Top of Provided text

Table 2. Intravenous adjuvant medication

Why This  Maternal discomfort during cesarean delivery under neuraxial anesthesia is common. Administration of systemic adjuvant medications can mitigate the sequelae of inadequate neuraxial anesthesia, help relieve discomfort, pain and anxiety and potentially avoid the necessity of conversion to general anesthesia. 
Background The incidence of maternal pain and/or distress during cesarean delivery under neuraxial anesthesia ranges from 11.5% to 22.7%.18-20 Inadequate anesthesia can both adversely impact the intraoperative experience and contribute to long-term consequences, including postpartum depression, post-traumatic stress disorder, and chronic pain.21,22 In addition, pain under neuraxial anesthesia is the leading cause of litigation against anesthesiologists participating in cesarean deliveries.23-25 Supplementation with intravenous medications can potentially alleviate the pain and distress accompanying inadequate neuraxial anesthesia.

Bottom of Provided text

Please answer these from the text on intravenous adjuvant medication:
(a) To what type of anesthesia might adjuvant medications help avoid conversion?
(b) What range is given for the incidence of maternal pain and/or distress during cesarean delivery under neuraxial anesthesia?
(c) What is named as the leading cause of litigation against anesthesiologists participating in cesarean deliveries?

Top of Dataset excerpts

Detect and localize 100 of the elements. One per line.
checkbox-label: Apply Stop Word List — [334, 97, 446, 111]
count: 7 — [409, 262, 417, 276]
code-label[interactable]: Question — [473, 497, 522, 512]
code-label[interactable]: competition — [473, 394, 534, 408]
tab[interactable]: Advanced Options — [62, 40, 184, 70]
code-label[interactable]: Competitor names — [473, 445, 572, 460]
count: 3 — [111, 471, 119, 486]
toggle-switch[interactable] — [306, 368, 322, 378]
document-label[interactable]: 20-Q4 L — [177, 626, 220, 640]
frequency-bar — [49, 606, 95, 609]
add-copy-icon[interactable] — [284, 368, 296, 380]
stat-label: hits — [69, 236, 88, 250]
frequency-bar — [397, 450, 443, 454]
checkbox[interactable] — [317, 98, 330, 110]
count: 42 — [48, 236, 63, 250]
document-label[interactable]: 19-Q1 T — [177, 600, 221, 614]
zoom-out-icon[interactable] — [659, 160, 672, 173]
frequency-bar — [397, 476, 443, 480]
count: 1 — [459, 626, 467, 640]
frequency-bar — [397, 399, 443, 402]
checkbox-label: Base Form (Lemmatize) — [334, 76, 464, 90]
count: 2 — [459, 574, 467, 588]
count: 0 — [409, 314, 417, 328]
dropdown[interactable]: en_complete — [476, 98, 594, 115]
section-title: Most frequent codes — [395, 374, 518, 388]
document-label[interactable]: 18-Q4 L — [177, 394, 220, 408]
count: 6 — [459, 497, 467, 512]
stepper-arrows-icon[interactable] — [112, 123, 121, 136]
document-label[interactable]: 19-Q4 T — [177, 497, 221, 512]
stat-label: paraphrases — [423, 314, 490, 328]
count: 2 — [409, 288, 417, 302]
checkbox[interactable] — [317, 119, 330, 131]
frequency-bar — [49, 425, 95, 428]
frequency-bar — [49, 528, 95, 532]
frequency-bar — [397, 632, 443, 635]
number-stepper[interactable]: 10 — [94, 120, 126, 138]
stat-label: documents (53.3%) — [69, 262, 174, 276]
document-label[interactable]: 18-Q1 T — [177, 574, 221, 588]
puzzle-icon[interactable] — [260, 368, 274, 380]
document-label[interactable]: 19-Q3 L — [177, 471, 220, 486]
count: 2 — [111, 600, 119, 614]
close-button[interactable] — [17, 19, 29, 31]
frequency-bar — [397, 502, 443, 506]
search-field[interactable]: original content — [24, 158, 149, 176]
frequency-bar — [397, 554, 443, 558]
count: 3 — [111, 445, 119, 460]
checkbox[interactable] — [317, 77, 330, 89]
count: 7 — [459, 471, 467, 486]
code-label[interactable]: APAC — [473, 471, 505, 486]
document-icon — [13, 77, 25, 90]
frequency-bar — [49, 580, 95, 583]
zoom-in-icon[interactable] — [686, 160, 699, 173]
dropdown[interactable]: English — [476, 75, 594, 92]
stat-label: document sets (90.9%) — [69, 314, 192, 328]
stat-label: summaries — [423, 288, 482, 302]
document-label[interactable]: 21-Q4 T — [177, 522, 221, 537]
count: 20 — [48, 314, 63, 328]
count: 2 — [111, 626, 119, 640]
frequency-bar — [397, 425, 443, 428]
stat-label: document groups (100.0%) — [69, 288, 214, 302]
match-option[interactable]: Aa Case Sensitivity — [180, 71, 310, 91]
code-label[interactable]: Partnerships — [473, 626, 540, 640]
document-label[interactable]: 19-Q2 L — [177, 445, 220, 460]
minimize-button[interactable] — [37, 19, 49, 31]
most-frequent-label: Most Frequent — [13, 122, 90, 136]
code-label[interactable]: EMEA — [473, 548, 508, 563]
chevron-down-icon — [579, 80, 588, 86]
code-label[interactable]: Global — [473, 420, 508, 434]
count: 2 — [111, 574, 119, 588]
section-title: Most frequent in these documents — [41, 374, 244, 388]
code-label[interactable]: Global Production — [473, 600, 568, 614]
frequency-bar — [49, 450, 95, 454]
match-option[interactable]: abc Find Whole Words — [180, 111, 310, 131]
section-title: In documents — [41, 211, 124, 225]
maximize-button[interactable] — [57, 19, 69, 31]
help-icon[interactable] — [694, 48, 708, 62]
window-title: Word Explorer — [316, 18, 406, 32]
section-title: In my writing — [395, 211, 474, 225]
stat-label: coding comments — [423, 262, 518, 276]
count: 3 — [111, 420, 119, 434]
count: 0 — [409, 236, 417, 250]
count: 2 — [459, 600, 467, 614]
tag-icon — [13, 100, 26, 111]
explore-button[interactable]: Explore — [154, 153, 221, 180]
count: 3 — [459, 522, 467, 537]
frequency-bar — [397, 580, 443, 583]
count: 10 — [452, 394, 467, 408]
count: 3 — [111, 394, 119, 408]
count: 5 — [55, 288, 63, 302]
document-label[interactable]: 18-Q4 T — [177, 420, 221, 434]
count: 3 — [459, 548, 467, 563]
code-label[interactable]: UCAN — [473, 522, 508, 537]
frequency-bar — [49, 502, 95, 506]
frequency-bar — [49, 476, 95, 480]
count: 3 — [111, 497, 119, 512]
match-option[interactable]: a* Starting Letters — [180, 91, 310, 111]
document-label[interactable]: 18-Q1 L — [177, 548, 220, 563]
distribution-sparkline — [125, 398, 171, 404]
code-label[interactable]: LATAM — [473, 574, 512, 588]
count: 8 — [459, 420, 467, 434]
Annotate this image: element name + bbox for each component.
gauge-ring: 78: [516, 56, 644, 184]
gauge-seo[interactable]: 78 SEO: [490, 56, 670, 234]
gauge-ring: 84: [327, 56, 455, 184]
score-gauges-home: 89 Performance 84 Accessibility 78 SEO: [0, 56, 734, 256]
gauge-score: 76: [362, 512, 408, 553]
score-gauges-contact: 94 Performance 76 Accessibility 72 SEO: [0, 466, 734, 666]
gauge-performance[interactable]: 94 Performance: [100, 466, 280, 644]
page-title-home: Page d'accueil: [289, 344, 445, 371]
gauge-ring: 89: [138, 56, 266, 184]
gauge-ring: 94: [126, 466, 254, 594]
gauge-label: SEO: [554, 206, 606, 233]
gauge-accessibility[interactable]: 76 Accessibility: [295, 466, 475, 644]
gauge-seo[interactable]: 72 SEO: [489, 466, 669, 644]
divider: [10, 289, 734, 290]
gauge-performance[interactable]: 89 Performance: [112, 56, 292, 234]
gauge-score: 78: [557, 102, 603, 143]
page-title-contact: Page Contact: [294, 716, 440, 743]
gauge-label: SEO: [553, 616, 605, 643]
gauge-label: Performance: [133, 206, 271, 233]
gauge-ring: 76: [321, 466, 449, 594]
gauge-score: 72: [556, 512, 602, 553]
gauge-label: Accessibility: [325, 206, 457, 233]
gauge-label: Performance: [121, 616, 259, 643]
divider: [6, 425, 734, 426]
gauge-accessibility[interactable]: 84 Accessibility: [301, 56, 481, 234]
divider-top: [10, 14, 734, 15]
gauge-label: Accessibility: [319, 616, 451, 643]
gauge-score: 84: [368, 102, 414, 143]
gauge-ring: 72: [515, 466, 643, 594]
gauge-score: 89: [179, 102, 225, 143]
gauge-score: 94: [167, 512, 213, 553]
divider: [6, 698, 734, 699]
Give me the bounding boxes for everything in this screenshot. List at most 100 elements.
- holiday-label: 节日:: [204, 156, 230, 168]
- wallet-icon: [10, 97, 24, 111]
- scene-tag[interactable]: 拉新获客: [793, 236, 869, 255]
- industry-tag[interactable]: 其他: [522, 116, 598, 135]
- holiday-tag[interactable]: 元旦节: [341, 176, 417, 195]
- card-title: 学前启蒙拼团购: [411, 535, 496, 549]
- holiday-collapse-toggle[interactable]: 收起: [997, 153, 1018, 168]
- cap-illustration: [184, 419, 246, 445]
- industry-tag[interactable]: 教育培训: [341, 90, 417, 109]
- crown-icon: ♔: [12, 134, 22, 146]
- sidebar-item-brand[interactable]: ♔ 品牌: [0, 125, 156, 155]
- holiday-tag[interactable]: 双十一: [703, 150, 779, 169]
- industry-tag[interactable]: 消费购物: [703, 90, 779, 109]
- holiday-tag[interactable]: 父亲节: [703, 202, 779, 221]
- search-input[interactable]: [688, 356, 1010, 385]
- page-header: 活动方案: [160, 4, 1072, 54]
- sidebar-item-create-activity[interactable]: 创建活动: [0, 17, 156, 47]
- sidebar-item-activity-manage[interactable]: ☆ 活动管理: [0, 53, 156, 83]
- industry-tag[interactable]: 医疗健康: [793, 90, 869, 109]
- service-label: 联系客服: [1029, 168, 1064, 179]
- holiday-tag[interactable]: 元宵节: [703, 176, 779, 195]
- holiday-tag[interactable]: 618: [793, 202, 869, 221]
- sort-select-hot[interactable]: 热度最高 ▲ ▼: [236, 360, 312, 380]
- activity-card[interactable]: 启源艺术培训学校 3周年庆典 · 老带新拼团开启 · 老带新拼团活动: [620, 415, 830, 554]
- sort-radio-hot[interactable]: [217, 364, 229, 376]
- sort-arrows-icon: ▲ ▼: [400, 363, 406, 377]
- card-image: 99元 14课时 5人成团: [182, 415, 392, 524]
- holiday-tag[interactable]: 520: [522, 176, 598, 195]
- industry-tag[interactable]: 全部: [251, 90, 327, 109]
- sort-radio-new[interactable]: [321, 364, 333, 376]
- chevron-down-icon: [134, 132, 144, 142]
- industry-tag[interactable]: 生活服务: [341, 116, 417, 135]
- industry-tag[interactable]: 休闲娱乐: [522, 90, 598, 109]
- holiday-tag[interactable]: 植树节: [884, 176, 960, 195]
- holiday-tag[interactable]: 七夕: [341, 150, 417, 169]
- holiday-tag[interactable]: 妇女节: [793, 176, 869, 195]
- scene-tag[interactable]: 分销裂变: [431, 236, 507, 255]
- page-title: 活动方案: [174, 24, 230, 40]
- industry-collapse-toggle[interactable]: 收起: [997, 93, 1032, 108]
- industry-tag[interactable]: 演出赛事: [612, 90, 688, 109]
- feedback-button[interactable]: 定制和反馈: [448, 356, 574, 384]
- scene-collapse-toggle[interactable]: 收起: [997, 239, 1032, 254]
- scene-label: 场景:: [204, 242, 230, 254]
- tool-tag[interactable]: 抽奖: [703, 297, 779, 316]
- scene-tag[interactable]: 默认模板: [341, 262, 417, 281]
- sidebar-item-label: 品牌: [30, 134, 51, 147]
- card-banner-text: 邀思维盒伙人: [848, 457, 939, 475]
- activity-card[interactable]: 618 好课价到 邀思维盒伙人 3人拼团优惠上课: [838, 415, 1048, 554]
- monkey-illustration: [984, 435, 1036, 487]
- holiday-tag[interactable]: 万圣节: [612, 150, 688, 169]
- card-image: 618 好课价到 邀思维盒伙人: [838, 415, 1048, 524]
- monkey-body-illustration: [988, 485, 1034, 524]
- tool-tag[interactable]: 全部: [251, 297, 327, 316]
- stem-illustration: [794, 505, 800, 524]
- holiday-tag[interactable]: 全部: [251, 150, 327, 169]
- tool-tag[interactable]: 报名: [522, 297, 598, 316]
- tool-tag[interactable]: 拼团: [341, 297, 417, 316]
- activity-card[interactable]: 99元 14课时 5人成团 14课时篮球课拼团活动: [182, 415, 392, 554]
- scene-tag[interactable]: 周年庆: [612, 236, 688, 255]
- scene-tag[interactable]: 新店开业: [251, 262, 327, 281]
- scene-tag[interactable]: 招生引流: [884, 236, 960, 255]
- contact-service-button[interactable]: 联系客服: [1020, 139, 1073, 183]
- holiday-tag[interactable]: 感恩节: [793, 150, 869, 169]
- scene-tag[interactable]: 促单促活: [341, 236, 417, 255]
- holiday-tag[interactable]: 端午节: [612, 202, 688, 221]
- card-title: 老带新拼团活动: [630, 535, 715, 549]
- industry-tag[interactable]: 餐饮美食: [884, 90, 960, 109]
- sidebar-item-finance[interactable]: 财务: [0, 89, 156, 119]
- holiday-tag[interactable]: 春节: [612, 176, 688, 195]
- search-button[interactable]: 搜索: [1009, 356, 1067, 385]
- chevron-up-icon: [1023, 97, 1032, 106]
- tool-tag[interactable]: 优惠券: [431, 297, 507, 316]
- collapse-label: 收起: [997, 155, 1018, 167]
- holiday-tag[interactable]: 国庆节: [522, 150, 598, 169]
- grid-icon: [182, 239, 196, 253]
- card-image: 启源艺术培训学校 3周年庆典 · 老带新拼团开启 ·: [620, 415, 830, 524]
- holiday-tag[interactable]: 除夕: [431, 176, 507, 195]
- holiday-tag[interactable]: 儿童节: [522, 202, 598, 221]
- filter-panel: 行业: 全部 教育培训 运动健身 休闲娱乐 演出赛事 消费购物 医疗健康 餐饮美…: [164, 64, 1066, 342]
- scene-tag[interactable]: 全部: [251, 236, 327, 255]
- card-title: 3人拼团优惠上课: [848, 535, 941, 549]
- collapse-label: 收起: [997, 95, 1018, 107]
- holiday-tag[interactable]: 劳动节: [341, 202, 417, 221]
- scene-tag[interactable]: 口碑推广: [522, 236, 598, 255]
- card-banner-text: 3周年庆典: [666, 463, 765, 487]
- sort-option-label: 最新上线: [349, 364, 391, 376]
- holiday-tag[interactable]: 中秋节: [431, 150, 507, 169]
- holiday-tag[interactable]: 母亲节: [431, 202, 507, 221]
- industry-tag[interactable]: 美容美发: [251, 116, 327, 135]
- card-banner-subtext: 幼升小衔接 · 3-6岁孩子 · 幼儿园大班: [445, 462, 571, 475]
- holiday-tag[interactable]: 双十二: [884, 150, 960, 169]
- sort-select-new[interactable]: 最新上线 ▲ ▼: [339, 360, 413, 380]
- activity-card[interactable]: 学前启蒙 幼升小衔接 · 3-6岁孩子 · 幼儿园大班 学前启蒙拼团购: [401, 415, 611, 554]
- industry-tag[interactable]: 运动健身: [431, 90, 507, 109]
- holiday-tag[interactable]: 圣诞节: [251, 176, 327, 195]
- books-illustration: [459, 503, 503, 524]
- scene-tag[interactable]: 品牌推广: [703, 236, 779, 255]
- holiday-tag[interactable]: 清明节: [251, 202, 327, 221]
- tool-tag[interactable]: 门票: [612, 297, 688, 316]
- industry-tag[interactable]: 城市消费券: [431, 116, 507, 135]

Bottom of Dataset excerpts

Task result.
(a) General anesthesia
(b) 11.5% to 22.7%
(c) Pain under neuraxial anesthesia